Problem set:
1/ In the abstract on T-cell restriction in thyroid eye disease, what method was used to study the T-cell antigen receptor variable region genes?
2/ From the abstract on T-cell restriction in thyroid eye disease, list every source of T cells that was compared in the three individual patients with active GD, TED, and PTD.

--- Page text Enclosed Below ---

T-cell restriction in thyroid eye disease.

Abstract

Infiltrating immunocompetent cells act to establish and perpetuate the orbital autoimmune process in thyroid eye disease (TED). Until recently, it has remained unclear whether T cells infiltrating the orbital connective/fatty tissue and extraocular muscles represent a primary immune response that is specifically directed against orbital antigens. In addition, despite a close clinical and temporal association of the thyroidal and extrathyroidal manifestations in Graves' disease (GD), it has not been proven whether T cells infiltrating thyroid, orbital, and pretibial tissue in patients with TED and pretibial dermopathy (PTD) are directed against certain antigenic determinants shared between these anatomically distinct tissues. Using polymerase chain reaction (PCR)-based molecular analysis of T-cell antigen receptor (TcR) variable (V) region genes, we have demonstrated marked restriction of orbital and pretibial TcR Valpha and Vbeta genes in patients with active TED and PTD. In addition, molecular analysis of T cells in paired samples of extraocular muscle and orbital connective/fatty tissue revealed usage of similar TcR V genes. In contrast, TcR V gene restriction was either absent or much less pronounced in patients with longstanding TED and PTD. Comparison of TcR V genes in T cells obtained from thyroid gland, orbital tissue, pretibial tissue, and peripheral blood of three individual patients with active GD, TED, and PTD also revealed marked restriction and, in addition, striking similarities of TcR V gene usage. Sequencing of complementarity determining regions 3 (CDR3) and junctional domains of TcR Vbeta genes confirmed oligoclonality of intrathyroidal, orbital, and pretibial T cells. Moreover, several conserved junctional motifs were shared by T cells infiltrating the thyroid gland and the extrathyroidal sites. Taken together, these data suggest that, in patients with GD and extrathyroidal manifestations, similar antigenic determinants may be responsible for recruitment and oligoclonal expansion of T cells both within the thyroid gland and in the involved extrathyroidal sites.

--- End of Enclosed Page text ---
--- Record excerpts Enclosed Below ---

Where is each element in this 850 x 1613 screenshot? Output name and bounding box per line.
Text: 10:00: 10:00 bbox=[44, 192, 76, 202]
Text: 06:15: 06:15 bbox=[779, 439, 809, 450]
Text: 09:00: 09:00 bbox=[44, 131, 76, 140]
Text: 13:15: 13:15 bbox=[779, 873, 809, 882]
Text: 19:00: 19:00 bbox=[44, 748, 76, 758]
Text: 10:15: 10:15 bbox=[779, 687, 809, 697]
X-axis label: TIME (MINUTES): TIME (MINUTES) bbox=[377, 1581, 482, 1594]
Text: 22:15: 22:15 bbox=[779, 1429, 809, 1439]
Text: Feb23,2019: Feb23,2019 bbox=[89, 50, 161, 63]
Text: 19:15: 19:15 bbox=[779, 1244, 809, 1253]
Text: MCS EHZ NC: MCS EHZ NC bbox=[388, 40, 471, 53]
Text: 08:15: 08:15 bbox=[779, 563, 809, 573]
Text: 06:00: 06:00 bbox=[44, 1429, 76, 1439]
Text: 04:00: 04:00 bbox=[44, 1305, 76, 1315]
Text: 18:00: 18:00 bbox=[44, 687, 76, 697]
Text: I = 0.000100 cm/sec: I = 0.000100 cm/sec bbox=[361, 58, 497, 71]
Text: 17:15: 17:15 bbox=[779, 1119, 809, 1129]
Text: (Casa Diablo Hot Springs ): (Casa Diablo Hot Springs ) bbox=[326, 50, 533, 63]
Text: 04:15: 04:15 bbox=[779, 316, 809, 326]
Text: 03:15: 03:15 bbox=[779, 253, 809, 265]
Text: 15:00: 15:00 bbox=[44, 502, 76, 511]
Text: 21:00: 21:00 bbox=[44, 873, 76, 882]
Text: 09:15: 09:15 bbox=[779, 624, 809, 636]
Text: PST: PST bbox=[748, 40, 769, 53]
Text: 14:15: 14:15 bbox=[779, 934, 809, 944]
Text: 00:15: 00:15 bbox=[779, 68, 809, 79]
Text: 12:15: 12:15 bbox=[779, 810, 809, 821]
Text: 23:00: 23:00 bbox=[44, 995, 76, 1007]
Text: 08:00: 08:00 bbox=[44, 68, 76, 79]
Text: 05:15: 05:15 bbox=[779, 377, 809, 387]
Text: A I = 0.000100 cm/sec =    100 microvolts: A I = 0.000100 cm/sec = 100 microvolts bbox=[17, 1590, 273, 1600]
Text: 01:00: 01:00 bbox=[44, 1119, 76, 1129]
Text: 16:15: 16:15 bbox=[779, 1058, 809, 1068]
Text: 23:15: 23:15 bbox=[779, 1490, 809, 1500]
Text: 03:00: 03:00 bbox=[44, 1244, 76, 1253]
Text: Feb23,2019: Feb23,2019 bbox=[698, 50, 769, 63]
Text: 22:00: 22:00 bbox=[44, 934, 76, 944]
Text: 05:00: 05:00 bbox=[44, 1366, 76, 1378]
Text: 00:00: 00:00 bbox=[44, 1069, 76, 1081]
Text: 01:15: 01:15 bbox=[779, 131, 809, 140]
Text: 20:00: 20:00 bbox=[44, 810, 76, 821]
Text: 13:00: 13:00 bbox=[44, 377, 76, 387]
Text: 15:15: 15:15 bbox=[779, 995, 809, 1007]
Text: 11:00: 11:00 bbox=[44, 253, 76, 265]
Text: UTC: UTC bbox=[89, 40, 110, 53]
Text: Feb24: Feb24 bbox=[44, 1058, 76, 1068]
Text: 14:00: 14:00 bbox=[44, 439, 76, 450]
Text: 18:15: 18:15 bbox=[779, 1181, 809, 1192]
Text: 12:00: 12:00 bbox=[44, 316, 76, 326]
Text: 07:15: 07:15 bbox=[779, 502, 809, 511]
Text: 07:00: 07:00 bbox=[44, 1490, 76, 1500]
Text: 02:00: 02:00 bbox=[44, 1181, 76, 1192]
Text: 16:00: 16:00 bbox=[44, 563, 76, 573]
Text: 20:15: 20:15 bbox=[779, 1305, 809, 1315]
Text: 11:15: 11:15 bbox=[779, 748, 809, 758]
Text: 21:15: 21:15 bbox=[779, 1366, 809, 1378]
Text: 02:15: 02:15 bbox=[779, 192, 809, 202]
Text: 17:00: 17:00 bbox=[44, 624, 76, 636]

--- End of Enclosed Record excerpts ---

Answers to the problems:
1/ Polymerase chain reaction (PCR)-based molecular analysis.

2/ Thyroid gland, orbital tissue, pretibial tissue, peripheral blood